◆ **STATED EXERCISE**
Pick out the lines in the listing below that contain the word "下列选项中" and copy them.

◆ **Saved entries**
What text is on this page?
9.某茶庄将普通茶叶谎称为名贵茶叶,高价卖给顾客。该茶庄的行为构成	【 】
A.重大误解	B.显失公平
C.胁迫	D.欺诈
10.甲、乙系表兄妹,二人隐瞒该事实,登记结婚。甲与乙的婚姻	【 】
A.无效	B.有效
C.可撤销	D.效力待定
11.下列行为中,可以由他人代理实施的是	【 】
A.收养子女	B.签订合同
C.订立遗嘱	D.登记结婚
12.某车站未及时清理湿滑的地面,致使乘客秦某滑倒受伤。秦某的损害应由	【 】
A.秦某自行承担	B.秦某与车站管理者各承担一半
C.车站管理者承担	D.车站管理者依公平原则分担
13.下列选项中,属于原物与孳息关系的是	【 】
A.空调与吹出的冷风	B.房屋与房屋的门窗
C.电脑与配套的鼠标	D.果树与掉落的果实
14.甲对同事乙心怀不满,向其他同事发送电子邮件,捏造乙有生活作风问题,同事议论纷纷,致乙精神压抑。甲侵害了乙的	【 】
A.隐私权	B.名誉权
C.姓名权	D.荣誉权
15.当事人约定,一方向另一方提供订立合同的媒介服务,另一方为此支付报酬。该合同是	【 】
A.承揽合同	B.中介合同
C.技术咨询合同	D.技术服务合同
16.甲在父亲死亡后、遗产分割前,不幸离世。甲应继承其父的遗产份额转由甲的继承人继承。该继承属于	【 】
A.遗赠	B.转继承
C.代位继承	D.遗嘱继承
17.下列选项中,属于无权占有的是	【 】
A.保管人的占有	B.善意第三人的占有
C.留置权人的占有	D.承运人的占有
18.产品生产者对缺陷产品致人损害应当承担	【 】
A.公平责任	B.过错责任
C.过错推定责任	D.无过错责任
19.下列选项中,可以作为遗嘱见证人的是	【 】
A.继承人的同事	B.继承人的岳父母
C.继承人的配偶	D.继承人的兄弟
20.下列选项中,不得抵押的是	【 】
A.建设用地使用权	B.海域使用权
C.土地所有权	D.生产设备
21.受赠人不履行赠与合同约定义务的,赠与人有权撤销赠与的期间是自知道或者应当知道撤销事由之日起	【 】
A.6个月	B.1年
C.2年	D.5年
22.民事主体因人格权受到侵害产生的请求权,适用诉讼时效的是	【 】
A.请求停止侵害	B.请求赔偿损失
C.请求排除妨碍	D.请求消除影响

◆ **SOLUTION FOR THIS PROBLEM**
13.下列选项中,属于原物与孳息关系的是	【 】
17.下列选项中,属于无权占有的是	【 】
19.下列选项中,可以作为遗嘱见证人的是	【 】
20.下列选项中,不得抵押的是	【 】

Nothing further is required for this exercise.